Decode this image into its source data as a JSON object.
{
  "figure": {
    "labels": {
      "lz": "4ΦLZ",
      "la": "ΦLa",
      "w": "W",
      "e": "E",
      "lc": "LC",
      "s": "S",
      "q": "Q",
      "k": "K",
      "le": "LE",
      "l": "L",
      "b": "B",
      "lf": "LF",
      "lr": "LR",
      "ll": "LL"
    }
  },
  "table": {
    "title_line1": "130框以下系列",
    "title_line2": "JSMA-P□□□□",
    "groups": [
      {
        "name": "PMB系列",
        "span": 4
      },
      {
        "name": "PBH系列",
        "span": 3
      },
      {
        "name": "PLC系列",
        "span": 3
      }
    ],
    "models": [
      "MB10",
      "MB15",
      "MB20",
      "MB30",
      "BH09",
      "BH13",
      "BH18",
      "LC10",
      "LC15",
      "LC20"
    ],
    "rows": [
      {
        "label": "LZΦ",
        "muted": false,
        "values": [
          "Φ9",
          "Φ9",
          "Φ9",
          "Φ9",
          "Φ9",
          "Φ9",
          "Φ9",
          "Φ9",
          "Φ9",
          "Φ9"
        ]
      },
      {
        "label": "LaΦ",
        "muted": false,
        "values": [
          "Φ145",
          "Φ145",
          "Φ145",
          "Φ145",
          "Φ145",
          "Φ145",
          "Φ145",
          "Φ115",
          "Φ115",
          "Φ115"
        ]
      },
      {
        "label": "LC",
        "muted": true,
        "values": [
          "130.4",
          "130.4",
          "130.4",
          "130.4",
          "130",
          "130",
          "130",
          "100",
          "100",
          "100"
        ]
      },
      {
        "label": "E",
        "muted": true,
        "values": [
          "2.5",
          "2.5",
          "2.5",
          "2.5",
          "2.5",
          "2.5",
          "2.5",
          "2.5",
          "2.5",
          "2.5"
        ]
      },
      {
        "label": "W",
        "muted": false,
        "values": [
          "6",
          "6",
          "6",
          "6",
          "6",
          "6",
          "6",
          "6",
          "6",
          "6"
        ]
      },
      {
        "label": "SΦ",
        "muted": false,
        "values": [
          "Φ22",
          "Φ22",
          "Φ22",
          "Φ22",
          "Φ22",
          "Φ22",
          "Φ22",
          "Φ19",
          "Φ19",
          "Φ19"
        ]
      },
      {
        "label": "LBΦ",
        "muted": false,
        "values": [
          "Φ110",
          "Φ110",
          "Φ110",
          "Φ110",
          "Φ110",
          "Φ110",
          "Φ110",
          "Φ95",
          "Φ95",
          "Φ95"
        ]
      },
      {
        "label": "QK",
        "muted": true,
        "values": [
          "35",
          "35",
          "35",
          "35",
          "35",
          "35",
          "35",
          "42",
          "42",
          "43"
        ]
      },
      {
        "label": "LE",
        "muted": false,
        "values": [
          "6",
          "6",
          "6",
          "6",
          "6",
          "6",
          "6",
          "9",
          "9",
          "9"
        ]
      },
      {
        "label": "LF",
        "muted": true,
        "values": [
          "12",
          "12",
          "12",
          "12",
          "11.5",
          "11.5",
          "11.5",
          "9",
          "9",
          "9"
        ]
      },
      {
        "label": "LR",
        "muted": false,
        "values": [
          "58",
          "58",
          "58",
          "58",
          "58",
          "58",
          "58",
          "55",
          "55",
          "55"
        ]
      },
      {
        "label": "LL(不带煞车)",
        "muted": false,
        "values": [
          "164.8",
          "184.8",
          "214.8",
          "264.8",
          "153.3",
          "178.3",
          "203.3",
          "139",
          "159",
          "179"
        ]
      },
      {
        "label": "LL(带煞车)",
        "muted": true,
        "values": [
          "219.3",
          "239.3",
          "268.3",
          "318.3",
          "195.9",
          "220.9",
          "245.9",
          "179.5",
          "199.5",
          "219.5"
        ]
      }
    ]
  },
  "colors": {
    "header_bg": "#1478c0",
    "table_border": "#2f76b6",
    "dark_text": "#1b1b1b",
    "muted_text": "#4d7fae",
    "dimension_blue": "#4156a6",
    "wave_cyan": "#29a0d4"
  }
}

----------

> **Problem to work on**
Quote each line of the listing above exactly.

> **The completed task**
Decode this image into its source data as a JSON object.
{
  "figure": {
    "labels": {
      "lz": "4ΦLZ",
      "la": "ΦLa",
      "w": "W",
      "e": "E",
      "lc": "LC",
      "s": "S",
      "q": "Q",
      "k": "K",
      "le": "LE",
      "l": "L",
      "b": "B",
      "lf": "LF",
      "lr": "LR",
      "ll": "LL"
    }
  },
  "table": {
    "title_line1": "130框以下系列",
    "title_line2": "JSMA-P□□□□",
    "groups": [
      {
        "name": "PMB系列",
        "span": 4
      },
      {
        "name": "PBH系列",
        "span": 3
      },
      {
        "name": "PLC系列",
        "span": 3
      }
    ],
    "models": [
      "MB10",
      "MB15",
      "MB20",
      "MB30",
      "BH09",
      "BH13",
      "BH18",
      "LC10",
      "LC15",
      "LC20"
    ],
    "rows": [
      {
        "label": "LZΦ",
        "muted": false,
        "values": [
          "Φ9",
          "Φ9",
          "Φ9",
          "Φ9",
          "Φ9",
          "Φ9",
          "Φ9",
          "Φ9",
          "Φ9",
          "Φ9"
        ]
      },
      {
        "label": "LaΦ",
        "muted": false,
        "values": [
          "Φ145",
          "Φ145",
          "Φ145",
          "Φ145",
          "Φ145",
          "Φ145",
          "Φ145",
          "Φ115",
          "Φ115",
          "Φ115"
        ]
      },
      {
        "label": "LC",
        "muted": true,
        "values": [
          "130.4",
          "130.4",
          "130.4",
          "130.4",
          "130",
          "130",
          "130",
          "100",
          "100",
          "100"
        ]
      },
      {
        "label": "E",
        "muted": true,
        "values": [
          "2.5",
          "2.5",
          "2.5",
          "2.5",
          "2.5",
          "2.5",
          "2.5",
          "2.5",
          "2.5",
          "2.5"
        ]
      },
      {
        "label": "W",
        "muted": false,
        "values": [
          "6",
          "6",
          "6",
          "6",
          "6",
          "6",
          "6",
          "6",
          "6",
          "6"
        ]
      },
      {
        "label": "SΦ",
        "muted": false,
        "values": [
          "Φ22",
          "Φ22",
          "Φ22",
          "Φ22",
          "Φ22",
          "Φ22",
          "Φ22",
          "Φ19",
          "Φ19",
          "Φ19"
        ]
      },
      {
        "label": "LBΦ",
        "muted": false,
        "values": [
          "Φ110",
          "Φ110",
          "Φ110",
          "Φ110",
          "Φ110",
          "Φ110",
          "Φ110",
          "Φ95",
          "Φ95",
          "Φ95"
        ]
      },
      {
        "label": "QK",
        "muted": true,
        "values": [
          "35",
          "35",
          "35",
          "35",
          "35",
          "35",
          "35",
          "42",
          "42",
          "43"
        ]
      },
      {
        "label": "LE",
        "muted": false,
        "values": [
          "6",
          "6",
          "6",
          "6",
          "6",
          "6",
          "6",
          "9",
          "9",
          "9"
        ]
      },
      {
        "label": "LF",
        "muted": true,
        "values": [
          "12",
          "12",
          "12",
          "12",
          "11.5",
          "11.5",
          "11.5",
          "9",
          "9",
          "9"
        ]
      },
      {
        "label": "LR",
        "muted": false,
        "values": [
          "58",
          "58",
          "58",
          "58",
          "58",
          "58",
          "58",
          "55",
          "55",
          "55"
        ]
      },
      {
        "label": "LL(不带煞车)",
        "muted": false,
        "values": [
          "164.8",
          "184.8",
          "214.8",
          "264.8",
          "153.3",
          "178.3",
          "203.3",
          "139",
          "159",
          "179"
        ]
      },
      {
        "label": "LL(带煞车)",
        "muted": true,
        "values": [
          "219.3",
          "239.3",
          "268.3",
          "318.3",
          "195.9",
          "220.9",
          "245.9",
          "179.5",
          "199.5",
          "219.5"
        ]
      }
    ]
  },
  "colors": {
    "header_bg": "#1478c0",
    "table_border": "#2f76b6",
    "dark_text": "#1b1b1b",
    "muted_text": "#4d7fae",
    "dimension_blue": "#4156a6",
    "wave_cyan": "#29a0d4"
  }
}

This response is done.